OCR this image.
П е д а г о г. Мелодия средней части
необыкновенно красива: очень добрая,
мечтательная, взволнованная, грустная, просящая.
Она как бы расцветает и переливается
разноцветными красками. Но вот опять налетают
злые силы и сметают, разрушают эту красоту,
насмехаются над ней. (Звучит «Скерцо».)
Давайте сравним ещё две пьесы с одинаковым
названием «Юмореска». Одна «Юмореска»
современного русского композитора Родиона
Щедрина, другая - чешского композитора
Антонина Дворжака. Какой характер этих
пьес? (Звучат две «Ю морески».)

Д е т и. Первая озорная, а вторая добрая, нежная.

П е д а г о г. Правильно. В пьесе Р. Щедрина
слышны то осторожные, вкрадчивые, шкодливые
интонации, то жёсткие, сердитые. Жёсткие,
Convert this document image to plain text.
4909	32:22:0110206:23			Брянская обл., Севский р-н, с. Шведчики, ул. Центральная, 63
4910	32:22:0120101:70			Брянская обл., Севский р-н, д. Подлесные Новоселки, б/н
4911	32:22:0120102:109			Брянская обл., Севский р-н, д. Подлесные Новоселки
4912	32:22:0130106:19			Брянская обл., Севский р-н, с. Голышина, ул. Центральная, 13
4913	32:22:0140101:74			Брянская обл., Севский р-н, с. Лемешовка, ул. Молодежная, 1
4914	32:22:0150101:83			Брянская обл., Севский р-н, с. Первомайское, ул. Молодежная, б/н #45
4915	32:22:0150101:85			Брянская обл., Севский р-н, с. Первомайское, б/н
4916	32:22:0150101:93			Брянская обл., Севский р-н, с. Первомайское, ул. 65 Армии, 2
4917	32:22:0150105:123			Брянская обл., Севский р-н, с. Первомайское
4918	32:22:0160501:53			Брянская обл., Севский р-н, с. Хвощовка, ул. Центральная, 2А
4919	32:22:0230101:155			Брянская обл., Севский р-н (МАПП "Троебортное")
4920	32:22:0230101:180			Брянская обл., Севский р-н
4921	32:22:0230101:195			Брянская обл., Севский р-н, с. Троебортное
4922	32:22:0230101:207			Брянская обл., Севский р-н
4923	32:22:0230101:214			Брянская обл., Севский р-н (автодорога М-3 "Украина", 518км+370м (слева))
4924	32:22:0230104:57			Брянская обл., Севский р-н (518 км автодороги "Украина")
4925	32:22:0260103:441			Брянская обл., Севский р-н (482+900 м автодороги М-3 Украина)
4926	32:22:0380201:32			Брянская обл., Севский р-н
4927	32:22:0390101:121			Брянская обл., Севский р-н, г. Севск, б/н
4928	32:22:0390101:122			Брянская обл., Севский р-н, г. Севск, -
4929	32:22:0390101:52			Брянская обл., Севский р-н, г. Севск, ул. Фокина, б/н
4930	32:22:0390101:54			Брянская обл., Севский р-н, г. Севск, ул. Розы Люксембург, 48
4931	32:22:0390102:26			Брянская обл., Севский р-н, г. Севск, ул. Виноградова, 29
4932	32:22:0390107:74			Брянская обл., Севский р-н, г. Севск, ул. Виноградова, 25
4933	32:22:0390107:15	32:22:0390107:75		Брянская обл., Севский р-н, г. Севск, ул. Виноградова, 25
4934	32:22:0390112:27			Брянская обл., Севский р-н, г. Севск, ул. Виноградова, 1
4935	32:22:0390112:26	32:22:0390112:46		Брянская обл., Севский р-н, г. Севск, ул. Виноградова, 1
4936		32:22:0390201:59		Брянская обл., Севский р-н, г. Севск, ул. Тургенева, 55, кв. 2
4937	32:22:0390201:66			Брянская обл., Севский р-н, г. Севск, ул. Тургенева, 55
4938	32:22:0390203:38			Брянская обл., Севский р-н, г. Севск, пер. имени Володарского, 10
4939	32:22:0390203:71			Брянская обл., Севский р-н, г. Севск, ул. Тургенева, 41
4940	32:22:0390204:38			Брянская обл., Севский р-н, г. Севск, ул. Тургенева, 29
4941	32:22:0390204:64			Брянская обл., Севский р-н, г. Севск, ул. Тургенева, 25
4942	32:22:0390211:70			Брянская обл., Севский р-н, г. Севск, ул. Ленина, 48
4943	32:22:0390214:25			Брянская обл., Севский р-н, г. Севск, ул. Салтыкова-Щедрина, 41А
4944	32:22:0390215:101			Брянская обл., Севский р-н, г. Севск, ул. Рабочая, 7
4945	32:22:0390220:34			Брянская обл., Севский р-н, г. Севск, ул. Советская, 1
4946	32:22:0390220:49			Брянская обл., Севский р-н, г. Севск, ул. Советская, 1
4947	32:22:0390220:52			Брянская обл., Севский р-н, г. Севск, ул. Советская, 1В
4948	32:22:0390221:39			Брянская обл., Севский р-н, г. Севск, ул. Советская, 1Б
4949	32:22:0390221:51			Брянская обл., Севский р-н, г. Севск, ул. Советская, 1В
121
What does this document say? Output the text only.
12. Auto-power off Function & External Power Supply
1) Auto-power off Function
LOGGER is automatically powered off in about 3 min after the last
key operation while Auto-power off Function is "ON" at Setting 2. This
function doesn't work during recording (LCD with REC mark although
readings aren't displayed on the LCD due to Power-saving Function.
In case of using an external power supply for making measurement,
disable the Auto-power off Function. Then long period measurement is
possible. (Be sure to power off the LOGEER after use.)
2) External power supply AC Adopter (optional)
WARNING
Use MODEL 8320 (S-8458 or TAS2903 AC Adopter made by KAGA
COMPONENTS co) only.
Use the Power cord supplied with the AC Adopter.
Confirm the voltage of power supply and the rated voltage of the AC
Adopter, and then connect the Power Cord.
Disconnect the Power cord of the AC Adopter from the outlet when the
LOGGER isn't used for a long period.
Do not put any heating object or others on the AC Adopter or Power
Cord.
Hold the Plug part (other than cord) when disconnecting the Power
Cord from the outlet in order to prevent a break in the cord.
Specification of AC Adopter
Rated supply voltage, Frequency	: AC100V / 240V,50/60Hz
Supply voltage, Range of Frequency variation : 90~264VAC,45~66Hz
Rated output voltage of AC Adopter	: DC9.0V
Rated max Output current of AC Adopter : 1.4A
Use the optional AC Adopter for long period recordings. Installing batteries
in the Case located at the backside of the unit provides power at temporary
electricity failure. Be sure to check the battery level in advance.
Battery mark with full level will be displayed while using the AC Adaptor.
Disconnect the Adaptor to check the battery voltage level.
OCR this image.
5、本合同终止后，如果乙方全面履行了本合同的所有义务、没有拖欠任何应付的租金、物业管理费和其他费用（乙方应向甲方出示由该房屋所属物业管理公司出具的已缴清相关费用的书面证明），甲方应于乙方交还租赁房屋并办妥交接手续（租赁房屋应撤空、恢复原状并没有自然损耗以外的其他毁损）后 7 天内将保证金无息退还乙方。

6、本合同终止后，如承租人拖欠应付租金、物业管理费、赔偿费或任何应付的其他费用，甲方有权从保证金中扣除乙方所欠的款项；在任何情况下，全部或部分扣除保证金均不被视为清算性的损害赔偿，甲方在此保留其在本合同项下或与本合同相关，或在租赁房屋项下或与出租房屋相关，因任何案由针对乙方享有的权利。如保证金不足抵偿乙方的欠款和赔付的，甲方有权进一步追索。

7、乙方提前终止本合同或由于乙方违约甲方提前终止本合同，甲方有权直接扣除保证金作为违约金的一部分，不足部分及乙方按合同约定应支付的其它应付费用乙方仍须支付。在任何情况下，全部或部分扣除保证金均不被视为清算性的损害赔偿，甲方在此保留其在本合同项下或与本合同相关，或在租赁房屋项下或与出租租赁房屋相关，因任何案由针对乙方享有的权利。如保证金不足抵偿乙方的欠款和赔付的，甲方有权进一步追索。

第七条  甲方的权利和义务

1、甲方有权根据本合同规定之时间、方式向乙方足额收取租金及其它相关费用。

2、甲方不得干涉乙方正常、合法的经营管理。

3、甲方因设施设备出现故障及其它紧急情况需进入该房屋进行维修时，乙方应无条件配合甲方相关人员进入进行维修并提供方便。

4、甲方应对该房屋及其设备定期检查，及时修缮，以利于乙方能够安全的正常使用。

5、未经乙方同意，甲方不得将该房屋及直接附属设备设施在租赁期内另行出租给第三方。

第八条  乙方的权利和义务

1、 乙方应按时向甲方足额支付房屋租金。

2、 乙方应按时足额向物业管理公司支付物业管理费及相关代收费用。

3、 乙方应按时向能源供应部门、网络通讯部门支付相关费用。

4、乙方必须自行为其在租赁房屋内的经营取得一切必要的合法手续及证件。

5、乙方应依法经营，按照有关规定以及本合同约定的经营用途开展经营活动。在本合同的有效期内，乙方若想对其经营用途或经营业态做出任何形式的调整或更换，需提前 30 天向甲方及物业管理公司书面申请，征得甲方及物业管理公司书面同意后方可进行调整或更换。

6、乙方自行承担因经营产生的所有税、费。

**WHAT IS ASKED:** Copy each line that contains the word "композитора".

**EXERCISE RESPONSE:**
современного русского композитора Родиона
Щедрина, другая - чешского композитора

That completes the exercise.